Stated task:
From the listing below, select every line where the word "creating" appears.
START
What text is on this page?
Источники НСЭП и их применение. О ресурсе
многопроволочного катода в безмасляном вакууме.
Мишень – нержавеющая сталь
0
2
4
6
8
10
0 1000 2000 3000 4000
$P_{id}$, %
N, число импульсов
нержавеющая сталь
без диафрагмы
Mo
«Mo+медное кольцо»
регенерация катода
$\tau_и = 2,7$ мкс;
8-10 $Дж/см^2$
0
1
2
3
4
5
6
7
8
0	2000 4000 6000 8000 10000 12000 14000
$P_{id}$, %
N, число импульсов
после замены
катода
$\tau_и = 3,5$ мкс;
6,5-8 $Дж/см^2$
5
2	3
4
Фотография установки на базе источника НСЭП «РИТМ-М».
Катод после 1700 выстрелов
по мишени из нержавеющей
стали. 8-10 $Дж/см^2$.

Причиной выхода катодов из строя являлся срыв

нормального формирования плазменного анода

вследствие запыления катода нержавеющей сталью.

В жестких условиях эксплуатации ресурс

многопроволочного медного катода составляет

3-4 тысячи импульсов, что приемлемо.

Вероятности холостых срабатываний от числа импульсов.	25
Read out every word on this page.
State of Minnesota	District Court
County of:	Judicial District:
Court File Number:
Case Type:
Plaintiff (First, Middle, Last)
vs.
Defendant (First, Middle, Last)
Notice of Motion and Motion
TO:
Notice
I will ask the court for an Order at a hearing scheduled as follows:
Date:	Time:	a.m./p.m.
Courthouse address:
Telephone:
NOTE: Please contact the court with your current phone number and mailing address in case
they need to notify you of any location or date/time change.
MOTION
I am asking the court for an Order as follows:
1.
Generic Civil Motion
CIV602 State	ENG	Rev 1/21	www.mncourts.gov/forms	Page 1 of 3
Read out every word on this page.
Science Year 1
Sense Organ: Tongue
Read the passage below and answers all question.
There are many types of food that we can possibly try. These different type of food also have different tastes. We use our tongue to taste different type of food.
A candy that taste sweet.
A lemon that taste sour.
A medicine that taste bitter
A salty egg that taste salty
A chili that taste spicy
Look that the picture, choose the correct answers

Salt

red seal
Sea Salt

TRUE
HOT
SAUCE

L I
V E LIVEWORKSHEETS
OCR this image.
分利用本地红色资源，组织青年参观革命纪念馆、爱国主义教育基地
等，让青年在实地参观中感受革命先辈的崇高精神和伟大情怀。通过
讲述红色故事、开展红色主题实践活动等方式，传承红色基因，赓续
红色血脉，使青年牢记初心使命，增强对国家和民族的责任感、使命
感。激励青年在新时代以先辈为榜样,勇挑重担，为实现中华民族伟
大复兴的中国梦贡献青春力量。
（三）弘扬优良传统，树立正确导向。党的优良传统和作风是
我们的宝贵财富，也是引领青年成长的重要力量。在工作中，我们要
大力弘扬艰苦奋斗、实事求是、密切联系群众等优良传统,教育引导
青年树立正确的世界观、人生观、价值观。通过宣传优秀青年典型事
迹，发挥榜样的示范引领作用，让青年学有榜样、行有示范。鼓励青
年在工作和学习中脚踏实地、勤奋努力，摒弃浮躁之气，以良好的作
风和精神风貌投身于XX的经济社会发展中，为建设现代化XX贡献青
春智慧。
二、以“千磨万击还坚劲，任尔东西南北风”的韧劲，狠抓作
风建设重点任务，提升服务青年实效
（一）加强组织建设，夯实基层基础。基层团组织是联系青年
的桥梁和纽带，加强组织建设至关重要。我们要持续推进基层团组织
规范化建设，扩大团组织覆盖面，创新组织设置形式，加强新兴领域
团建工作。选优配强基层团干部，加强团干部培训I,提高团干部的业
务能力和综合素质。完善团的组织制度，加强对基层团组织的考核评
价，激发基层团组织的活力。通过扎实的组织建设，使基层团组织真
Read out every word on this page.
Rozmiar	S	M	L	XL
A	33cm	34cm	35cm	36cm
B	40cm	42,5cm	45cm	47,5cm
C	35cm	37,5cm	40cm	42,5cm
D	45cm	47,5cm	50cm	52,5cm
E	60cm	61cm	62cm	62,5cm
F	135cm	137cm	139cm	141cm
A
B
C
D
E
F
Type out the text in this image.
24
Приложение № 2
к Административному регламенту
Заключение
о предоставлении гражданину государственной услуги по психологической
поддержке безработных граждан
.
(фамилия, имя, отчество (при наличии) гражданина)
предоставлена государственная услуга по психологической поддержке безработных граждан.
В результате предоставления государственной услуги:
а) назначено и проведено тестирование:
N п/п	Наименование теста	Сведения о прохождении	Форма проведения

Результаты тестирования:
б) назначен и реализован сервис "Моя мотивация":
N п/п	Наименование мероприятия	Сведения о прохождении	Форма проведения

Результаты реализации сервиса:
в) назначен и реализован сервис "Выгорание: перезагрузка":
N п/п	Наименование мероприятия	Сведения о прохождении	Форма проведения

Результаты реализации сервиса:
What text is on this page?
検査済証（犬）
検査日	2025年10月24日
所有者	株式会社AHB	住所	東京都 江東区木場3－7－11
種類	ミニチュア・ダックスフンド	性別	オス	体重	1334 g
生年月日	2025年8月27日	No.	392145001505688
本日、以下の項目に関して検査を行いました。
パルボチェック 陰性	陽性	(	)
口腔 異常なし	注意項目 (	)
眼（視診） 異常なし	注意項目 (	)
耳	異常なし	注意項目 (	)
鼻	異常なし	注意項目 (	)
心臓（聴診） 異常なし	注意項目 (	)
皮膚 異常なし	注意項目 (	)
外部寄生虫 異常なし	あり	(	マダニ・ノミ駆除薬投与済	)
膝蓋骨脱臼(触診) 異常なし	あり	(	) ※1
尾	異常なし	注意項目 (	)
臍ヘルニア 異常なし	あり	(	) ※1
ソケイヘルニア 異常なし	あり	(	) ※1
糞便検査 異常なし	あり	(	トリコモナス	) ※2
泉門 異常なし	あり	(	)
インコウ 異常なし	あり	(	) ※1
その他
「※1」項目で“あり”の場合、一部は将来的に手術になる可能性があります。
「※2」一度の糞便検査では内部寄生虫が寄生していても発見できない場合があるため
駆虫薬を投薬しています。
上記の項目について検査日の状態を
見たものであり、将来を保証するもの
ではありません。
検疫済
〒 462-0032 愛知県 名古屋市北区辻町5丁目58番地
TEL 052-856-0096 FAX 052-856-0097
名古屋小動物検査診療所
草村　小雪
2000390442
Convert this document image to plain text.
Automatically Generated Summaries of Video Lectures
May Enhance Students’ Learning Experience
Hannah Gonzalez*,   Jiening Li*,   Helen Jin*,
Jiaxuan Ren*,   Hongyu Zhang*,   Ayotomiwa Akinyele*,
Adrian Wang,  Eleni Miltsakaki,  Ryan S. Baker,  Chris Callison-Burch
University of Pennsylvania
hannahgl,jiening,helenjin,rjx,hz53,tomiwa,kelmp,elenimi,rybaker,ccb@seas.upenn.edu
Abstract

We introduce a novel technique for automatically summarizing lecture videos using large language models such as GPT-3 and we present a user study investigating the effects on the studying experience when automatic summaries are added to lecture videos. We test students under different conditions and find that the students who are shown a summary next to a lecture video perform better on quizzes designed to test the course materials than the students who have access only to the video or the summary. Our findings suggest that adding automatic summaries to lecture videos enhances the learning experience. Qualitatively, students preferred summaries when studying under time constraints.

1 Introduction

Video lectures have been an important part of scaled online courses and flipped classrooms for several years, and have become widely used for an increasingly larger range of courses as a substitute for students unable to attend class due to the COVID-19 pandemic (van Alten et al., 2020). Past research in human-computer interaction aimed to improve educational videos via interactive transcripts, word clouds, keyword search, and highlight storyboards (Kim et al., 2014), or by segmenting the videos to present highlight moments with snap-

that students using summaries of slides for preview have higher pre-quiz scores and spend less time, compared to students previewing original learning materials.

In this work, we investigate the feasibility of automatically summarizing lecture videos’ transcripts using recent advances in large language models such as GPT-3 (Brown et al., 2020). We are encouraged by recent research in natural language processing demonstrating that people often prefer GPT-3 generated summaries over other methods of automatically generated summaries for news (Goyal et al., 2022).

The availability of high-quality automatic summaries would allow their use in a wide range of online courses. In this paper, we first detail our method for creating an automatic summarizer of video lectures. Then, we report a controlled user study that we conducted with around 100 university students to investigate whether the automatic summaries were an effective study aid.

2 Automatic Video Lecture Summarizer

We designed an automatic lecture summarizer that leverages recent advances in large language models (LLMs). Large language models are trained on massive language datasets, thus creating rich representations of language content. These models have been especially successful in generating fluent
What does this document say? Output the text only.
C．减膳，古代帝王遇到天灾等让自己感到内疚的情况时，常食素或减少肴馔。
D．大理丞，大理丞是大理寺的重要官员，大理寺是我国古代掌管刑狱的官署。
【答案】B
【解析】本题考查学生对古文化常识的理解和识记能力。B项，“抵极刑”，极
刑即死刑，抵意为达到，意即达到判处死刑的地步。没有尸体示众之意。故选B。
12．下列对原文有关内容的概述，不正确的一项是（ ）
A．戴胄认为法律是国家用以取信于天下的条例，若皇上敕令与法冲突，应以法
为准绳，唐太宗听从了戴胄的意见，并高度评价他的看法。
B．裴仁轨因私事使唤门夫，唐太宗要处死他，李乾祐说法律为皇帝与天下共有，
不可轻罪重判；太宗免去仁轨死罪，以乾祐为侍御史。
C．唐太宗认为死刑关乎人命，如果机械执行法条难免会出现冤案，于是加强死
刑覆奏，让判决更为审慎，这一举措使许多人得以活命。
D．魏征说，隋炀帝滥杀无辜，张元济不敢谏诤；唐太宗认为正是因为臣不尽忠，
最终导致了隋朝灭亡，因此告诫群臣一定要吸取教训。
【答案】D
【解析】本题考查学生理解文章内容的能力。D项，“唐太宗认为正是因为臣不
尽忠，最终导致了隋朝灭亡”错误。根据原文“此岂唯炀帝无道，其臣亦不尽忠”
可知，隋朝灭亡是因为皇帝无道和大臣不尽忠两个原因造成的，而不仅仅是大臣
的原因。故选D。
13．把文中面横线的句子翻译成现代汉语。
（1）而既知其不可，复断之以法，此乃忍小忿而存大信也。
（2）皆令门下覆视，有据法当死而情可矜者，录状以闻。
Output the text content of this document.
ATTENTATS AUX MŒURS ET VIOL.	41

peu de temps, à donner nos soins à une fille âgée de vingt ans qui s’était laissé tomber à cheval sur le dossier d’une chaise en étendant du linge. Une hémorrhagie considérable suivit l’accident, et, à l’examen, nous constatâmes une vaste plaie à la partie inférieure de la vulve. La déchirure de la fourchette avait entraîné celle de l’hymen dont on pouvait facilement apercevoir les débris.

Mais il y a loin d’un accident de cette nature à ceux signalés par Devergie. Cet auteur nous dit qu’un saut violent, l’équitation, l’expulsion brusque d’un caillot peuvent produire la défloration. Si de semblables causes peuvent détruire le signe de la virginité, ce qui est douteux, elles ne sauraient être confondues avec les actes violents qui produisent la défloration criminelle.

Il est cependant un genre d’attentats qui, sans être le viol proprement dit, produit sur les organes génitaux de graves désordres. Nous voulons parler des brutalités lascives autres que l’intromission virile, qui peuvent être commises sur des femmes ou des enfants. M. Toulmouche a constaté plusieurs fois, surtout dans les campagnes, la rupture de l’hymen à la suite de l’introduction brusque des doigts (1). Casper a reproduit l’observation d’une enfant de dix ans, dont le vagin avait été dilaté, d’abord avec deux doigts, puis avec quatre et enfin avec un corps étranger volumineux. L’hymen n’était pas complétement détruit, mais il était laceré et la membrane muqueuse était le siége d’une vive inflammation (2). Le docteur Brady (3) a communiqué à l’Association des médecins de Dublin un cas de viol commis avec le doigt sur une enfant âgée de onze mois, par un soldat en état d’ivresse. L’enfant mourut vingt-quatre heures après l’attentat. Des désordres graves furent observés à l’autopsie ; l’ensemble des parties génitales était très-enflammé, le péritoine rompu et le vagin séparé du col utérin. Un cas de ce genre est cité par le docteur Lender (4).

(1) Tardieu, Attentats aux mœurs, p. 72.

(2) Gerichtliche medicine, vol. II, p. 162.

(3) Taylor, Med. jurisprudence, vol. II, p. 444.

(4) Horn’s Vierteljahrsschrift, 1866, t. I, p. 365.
END
Solution to this problem:
The availability of high-quality automatic summaries would allow their use in a wide range of online courses. In this paper, we first detail our method for creating an automatic summarizer of video lectures. Then, we report a controlled user study that we conducted with around 100 university students to investigate whether the automatic summaries were an effective study aid.
We designed an automatic lecture summarizer that leverages recent advances in large language models (LLMs). Large language models are trained on massive language datasets, thus creating rich representations of language content. These models have been especially successful in generating fluent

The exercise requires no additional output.